Figure dataset records

Start

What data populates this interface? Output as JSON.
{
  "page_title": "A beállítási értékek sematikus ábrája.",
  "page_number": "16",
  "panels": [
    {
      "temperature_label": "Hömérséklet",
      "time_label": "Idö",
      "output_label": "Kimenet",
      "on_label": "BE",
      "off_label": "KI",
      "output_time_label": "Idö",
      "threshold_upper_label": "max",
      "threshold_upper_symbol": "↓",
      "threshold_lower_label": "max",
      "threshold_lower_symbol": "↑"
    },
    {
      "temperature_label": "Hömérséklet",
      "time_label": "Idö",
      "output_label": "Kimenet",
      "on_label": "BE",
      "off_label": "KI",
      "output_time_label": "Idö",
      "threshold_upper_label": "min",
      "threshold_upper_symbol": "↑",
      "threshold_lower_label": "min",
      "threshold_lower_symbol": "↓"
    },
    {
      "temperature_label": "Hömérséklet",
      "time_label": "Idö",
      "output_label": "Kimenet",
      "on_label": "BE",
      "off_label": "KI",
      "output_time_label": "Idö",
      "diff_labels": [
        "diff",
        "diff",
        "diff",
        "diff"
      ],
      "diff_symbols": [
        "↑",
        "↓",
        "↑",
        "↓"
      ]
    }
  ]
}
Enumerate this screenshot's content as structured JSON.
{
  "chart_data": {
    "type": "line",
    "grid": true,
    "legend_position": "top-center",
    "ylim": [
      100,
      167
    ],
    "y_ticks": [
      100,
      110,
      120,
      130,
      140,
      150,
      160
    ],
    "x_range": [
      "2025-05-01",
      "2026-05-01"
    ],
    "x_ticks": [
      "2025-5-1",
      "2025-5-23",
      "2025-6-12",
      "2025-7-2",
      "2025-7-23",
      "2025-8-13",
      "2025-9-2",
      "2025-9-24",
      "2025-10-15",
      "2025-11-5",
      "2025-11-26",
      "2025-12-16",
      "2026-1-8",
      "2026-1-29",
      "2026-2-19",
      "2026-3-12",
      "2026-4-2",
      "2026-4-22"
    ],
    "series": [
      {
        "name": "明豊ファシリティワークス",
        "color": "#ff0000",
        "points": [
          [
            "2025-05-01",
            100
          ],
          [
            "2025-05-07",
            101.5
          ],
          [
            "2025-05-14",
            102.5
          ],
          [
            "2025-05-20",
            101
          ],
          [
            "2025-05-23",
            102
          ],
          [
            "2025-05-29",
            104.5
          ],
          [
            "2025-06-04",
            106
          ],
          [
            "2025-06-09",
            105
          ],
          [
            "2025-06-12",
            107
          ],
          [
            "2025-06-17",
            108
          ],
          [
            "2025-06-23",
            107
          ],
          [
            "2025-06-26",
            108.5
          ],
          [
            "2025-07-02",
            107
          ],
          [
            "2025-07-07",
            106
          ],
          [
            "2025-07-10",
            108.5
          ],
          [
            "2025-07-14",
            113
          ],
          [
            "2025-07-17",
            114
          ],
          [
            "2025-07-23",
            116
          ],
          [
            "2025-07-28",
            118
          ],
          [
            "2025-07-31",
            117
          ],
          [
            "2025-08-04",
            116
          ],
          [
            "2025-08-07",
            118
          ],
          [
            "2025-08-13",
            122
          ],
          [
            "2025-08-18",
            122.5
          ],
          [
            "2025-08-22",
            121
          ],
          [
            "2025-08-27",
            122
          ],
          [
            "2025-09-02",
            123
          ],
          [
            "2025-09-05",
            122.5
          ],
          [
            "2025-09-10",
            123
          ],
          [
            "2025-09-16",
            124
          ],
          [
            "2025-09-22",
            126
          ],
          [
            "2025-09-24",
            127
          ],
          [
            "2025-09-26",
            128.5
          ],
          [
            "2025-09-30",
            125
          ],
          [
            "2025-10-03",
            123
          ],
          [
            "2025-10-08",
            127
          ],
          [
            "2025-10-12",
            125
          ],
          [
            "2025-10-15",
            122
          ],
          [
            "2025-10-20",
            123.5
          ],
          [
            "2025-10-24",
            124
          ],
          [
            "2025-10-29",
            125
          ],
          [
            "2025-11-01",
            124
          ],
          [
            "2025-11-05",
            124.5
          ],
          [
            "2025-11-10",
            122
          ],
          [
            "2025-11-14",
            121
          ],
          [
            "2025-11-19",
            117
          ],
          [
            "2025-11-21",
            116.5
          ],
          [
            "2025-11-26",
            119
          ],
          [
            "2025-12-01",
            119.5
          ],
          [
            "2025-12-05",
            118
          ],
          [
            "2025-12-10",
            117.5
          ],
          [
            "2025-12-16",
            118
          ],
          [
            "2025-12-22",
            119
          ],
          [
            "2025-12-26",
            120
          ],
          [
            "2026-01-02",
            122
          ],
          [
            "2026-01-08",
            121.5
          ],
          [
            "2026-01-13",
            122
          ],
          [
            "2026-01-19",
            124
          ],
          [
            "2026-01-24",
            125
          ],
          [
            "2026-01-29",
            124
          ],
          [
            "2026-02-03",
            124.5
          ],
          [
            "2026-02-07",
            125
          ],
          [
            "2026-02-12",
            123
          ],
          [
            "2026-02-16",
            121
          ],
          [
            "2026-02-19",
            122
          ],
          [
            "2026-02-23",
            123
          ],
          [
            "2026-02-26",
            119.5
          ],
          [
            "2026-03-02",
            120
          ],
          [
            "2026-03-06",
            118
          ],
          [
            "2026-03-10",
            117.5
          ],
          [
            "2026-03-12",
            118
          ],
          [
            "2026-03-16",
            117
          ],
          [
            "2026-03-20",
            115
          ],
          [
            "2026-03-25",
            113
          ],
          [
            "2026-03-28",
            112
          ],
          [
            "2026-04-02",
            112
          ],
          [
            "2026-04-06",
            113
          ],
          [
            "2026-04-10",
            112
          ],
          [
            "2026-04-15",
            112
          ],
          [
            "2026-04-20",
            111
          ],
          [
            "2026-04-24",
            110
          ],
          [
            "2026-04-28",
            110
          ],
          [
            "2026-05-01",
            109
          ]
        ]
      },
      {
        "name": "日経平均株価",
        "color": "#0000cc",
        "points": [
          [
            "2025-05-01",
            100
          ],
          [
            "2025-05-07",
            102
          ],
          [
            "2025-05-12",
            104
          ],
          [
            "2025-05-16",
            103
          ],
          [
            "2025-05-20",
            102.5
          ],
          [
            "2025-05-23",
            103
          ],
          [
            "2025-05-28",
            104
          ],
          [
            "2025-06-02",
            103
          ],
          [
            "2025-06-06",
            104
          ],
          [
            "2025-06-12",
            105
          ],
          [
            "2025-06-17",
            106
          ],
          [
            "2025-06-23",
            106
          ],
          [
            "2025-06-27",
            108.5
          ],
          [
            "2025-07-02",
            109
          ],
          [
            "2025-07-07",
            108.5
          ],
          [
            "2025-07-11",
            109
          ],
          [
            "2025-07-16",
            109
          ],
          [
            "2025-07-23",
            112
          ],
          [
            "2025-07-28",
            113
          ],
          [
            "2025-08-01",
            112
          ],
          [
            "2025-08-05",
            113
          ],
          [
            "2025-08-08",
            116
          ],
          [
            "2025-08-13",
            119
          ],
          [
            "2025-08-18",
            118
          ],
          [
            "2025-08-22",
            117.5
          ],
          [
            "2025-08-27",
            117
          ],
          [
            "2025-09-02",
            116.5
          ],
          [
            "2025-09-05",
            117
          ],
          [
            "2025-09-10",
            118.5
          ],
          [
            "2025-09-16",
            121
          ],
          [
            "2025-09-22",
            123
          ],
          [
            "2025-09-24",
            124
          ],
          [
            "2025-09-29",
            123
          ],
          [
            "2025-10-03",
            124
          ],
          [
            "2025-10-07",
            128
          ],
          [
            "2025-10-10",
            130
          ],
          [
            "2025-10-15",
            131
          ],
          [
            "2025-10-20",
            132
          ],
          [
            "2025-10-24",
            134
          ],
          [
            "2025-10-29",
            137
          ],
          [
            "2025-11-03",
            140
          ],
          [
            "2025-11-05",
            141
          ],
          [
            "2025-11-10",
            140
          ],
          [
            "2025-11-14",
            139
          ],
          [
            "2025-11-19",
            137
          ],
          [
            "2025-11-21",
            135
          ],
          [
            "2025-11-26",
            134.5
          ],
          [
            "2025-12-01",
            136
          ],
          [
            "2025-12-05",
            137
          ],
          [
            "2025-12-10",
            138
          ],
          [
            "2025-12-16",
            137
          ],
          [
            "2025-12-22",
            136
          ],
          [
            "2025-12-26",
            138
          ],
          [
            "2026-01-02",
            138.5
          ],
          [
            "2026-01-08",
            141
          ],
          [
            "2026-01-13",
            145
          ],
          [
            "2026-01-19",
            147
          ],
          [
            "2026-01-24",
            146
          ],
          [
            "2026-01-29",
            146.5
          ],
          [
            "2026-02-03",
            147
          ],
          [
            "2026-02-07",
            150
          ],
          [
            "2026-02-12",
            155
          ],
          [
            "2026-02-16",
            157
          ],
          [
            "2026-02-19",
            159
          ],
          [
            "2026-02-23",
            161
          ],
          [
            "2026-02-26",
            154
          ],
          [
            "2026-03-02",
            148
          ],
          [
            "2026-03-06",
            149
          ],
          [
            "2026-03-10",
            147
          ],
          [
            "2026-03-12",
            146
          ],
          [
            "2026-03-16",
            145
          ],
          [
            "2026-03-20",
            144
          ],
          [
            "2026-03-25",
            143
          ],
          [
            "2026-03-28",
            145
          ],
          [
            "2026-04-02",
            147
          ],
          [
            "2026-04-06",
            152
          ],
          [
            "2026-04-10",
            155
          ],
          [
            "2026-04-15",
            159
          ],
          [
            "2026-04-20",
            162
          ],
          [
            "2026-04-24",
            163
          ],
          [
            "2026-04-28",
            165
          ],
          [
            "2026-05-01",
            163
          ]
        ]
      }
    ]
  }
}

End

**Exercise brief**
Search the lines for "JSON". Copy each line that has it.

**Written solution**
What data populates this interface? Output as JSON.
Enumerate this screenshot's content as structured JSON.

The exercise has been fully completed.